• [Exercise description]: Within the data below, state how many lines contain the string "يعني". Provide the number only.
#### Supplied entries
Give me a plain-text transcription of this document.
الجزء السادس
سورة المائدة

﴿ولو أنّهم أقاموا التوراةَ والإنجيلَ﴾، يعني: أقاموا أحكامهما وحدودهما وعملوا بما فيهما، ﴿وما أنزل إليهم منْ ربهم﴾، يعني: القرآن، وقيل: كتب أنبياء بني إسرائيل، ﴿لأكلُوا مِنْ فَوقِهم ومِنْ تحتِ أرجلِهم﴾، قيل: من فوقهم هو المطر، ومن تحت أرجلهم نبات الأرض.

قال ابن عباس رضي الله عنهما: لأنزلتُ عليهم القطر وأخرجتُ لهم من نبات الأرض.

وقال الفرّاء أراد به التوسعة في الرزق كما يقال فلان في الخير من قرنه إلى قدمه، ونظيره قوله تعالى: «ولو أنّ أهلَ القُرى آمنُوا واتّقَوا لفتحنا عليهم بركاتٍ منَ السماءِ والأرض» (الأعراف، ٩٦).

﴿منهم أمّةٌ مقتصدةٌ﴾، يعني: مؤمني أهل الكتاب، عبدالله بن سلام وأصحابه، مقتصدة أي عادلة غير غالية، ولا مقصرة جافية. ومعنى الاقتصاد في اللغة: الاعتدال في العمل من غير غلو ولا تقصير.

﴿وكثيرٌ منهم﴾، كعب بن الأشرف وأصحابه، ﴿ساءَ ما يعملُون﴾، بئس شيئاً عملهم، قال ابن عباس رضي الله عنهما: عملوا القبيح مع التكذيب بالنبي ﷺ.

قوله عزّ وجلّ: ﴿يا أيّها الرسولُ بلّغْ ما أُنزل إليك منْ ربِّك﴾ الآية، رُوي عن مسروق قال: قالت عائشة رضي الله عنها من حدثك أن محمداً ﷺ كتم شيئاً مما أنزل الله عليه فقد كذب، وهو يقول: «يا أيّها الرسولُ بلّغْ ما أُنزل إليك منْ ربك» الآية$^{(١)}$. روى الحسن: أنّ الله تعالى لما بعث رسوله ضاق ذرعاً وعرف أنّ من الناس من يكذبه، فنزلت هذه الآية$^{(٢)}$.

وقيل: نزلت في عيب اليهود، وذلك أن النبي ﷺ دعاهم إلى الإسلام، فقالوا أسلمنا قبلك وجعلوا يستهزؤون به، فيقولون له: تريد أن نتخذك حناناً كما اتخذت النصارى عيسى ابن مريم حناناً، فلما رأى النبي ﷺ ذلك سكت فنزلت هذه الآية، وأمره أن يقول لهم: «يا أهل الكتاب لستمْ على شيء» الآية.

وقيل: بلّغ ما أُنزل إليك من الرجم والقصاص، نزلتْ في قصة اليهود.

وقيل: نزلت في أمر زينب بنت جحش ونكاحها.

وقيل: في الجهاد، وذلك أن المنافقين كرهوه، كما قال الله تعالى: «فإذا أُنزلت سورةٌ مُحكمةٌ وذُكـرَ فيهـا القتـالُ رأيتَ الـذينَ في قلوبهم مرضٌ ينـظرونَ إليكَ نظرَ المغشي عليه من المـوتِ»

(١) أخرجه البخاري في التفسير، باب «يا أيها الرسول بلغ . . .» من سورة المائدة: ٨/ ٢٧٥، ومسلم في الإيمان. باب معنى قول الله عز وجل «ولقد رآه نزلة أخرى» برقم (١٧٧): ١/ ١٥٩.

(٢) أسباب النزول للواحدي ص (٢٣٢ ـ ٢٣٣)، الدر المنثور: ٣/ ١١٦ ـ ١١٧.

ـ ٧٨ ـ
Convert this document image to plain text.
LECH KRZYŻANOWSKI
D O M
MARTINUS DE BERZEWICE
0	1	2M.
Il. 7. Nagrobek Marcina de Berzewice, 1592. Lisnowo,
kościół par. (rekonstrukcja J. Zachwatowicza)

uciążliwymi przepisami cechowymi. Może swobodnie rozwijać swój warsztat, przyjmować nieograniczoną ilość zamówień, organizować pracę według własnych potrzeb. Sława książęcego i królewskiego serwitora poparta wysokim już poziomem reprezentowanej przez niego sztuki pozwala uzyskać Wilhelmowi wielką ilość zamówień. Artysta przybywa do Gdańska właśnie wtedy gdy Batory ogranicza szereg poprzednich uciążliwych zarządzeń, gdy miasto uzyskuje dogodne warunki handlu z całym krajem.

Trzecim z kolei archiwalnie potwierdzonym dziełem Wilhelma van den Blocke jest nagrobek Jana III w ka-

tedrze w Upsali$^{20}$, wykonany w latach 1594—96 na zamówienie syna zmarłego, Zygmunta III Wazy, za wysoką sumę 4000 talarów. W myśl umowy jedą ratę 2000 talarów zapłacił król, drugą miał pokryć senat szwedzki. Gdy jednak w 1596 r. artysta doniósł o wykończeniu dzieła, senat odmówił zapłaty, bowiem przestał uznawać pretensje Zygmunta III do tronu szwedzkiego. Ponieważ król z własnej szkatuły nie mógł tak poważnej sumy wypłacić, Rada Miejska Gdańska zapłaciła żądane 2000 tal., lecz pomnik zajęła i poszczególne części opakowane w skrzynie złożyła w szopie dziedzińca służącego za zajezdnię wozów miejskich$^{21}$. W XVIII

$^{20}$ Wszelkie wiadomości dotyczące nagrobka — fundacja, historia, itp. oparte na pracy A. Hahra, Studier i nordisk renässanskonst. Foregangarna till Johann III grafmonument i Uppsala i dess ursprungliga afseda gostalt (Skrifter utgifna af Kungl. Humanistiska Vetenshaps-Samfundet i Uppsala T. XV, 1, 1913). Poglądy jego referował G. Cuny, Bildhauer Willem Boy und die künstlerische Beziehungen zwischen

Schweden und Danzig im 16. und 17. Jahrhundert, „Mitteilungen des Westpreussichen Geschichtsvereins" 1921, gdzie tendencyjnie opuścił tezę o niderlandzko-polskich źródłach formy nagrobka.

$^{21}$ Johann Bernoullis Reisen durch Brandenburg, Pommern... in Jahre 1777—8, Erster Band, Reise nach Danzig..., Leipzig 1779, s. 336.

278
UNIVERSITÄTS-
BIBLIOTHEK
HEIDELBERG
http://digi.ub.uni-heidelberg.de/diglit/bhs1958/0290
########
• [Task response]: 2